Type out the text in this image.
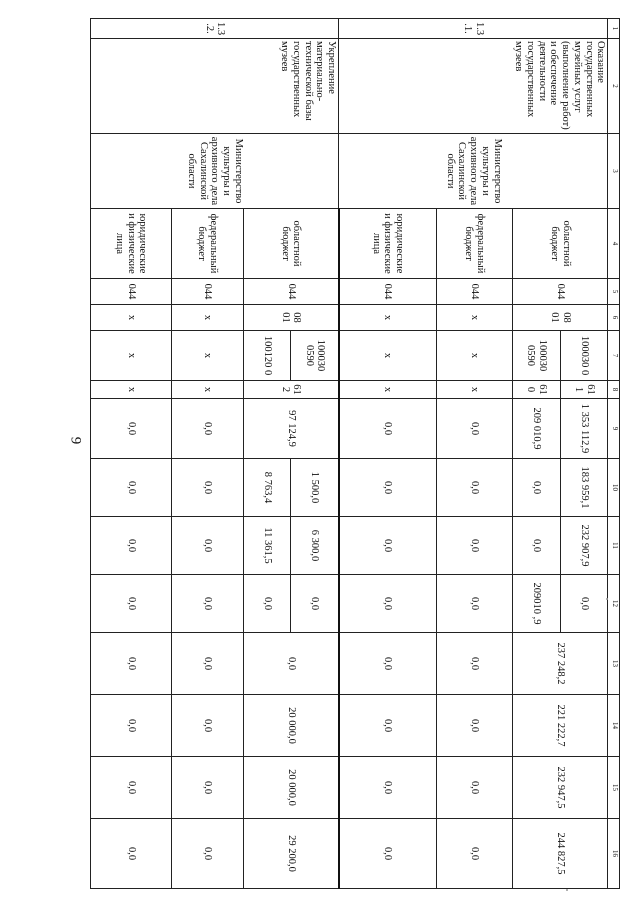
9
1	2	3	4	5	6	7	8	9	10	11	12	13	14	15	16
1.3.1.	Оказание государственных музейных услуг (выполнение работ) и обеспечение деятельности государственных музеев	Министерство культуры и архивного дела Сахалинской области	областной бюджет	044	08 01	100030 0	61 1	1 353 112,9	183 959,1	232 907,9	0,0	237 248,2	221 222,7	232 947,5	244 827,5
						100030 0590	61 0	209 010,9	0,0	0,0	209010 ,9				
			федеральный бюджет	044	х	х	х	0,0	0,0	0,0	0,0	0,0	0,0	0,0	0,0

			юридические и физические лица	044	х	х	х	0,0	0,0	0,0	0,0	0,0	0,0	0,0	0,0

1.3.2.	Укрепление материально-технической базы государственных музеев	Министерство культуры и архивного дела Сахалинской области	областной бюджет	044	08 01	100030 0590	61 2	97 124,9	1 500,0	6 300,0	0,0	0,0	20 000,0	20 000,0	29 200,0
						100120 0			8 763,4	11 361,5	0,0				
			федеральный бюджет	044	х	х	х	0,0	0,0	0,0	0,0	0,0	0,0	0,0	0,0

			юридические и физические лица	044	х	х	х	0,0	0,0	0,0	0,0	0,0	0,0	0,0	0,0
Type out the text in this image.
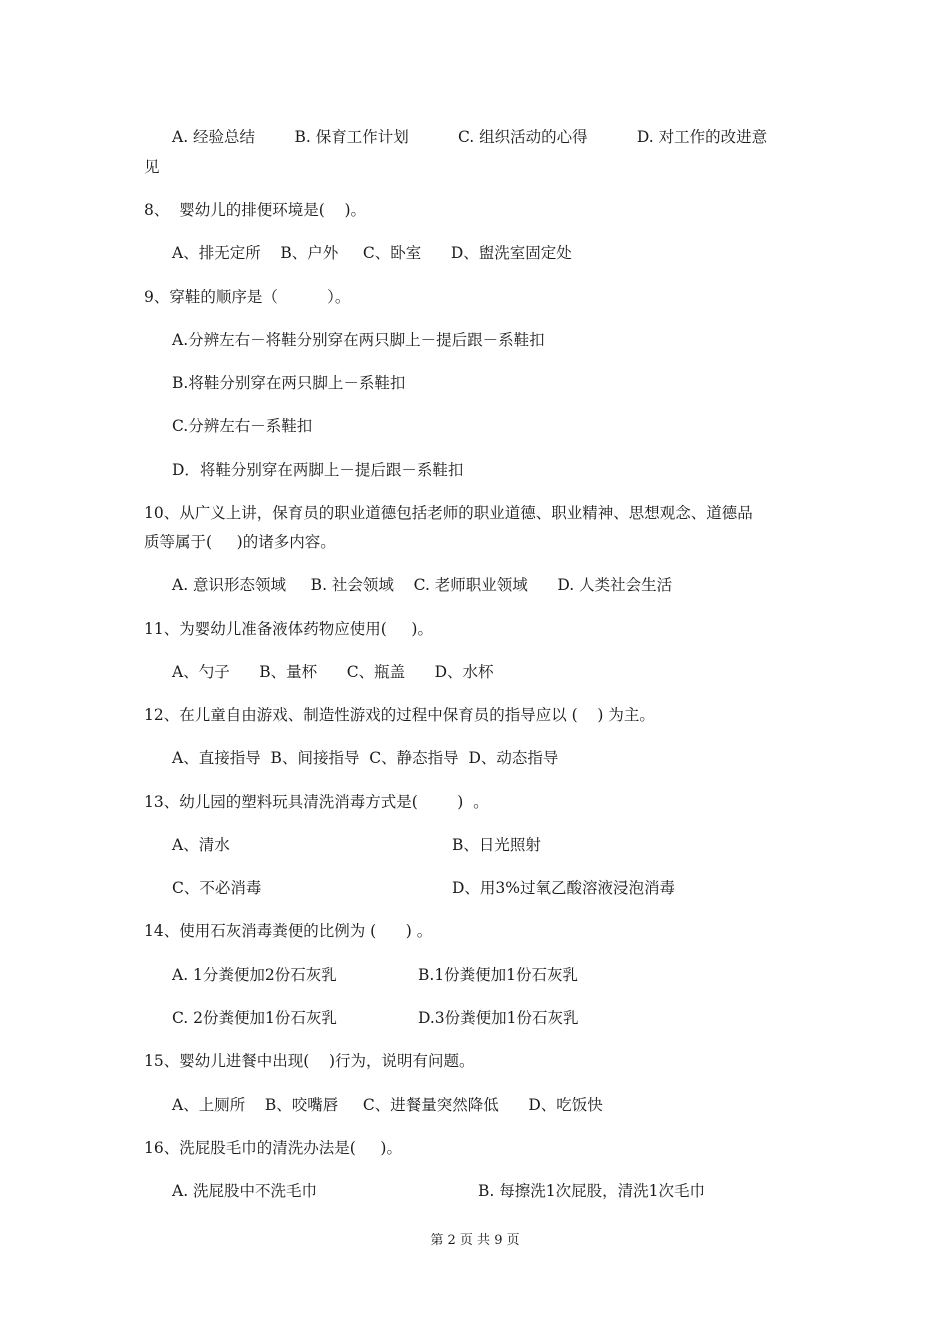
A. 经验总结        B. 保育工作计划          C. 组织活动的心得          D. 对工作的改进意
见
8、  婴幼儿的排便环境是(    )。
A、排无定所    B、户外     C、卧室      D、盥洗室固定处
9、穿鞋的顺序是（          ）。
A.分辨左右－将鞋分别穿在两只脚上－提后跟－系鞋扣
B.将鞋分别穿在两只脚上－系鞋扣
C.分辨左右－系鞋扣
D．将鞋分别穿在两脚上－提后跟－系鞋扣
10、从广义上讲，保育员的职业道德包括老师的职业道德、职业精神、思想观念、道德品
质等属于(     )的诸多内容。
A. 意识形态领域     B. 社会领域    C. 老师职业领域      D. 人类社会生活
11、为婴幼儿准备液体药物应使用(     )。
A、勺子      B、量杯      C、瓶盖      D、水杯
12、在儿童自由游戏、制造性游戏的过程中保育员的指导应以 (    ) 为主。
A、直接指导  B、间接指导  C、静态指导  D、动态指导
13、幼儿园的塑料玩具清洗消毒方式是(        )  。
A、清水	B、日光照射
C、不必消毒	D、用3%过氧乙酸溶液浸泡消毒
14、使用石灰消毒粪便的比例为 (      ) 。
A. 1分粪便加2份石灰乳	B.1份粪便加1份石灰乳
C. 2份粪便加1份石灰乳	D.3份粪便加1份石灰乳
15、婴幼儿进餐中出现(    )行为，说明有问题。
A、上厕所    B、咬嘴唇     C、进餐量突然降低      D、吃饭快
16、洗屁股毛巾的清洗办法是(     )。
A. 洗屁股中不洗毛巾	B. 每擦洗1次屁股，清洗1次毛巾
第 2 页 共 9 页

**Problem to solve**
Every line is to be duplicated exactly, though pictures stay out.

**Result**
Type out the text in this image.
9
1	2	3	4	5	6	7	8	9	10	11	12	13	14	15	16
1.3.1.	Оказание государственных музейных услуг (выполнение работ) и обеспечение деятельности государственных музеев	Министерство культуры и архивного дела Сахалинской области	областной бюджет	044	08 01	100030 0	61 1	1 353 112,9	183 959,1	232 907,9	0,0	237 248,2	221 222,7	232 947,5	244 827,5
						100030 0590	61 0	209 010,9	0,0	0,0	209010 ,9				
			федеральный бюджет	044	х	х	х	0,0	0,0	0,0	0,0	0,0	0,0	0,0	0,0

			юридические и физические лица	044	х	х	х	0,0	0,0	0,0	0,0	0,0	0,0	0,0	0,0

1.3.2.	Укрепление материально-технической базы государственных музеев	Министерство культуры и архивного дела Сахалинской области	областной бюджет	044	08 01	100030 0590	61 2	97 124,9	1 500,0	6 300,0	0,0	0,0	20 000,0	20 000,0	29 200,0
						100120 0			8 763,4	11 361,5	0,0				
			федеральный бюджет	044	х	х	х	0,0	0,0	0,0	0,0	0,0	0,0	0,0	0,0

			юридические и физические лица	044	х	х	х	0,0	0,0	0,0	0,0	0,0	0,0	0,0	0,0
Type out the text in this image.
A. 经验总结        B. 保育工作计划          C. 组织活动的心得          D. 对工作的改进意
见
8、  婴幼儿的排便环境是(    )。
A、排无定所    B、户外     C、卧室      D、盥洗室固定处
9、穿鞋的顺序是（          ）。
A.分辨左右－将鞋分别穿在两只脚上－提后跟－系鞋扣
B.将鞋分别穿在两只脚上－系鞋扣
C.分辨左右－系鞋扣
D．将鞋分别穿在两脚上－提后跟－系鞋扣
10、从广义上讲，保育员的职业道德包括老师的职业道德、职业精神、思想观念、道德品
质等属于(     )的诸多内容。
A. 意识形态领域     B. 社会领域    C. 老师职业领域      D. 人类社会生活
11、为婴幼儿准备液体药物应使用(     )。
A、勺子      B、量杯      C、瓶盖      D、水杯
12、在儿童自由游戏、制造性游戏的过程中保育员的指导应以 (    ) 为主。
A、直接指导  B、间接指导  C、静态指导  D、动态指导
13、幼儿园的塑料玩具清洗消毒方式是(        )  。
A、清水	B、日光照射
C、不必消毒	D、用3%过氧乙酸溶液浸泡消毒
14、使用石灰消毒粪便的比例为 (      ) 。
A. 1分粪便加2份石灰乳	B.1份粪便加1份石灰乳
C. 2份粪便加1份石灰乳	D.3份粪便加1份石灰乳
15、婴幼儿进餐中出现(    )行为，说明有问题。
A、上厕所    B、咬嘴唇     C、进餐量突然降低      D、吃饭快
16、洗屁股毛巾的清洗办法是(     )。
A. 洗屁股中不洗毛巾	B. 每擦洗1次屁股，清洗1次毛巾
第 2 页 共 9 页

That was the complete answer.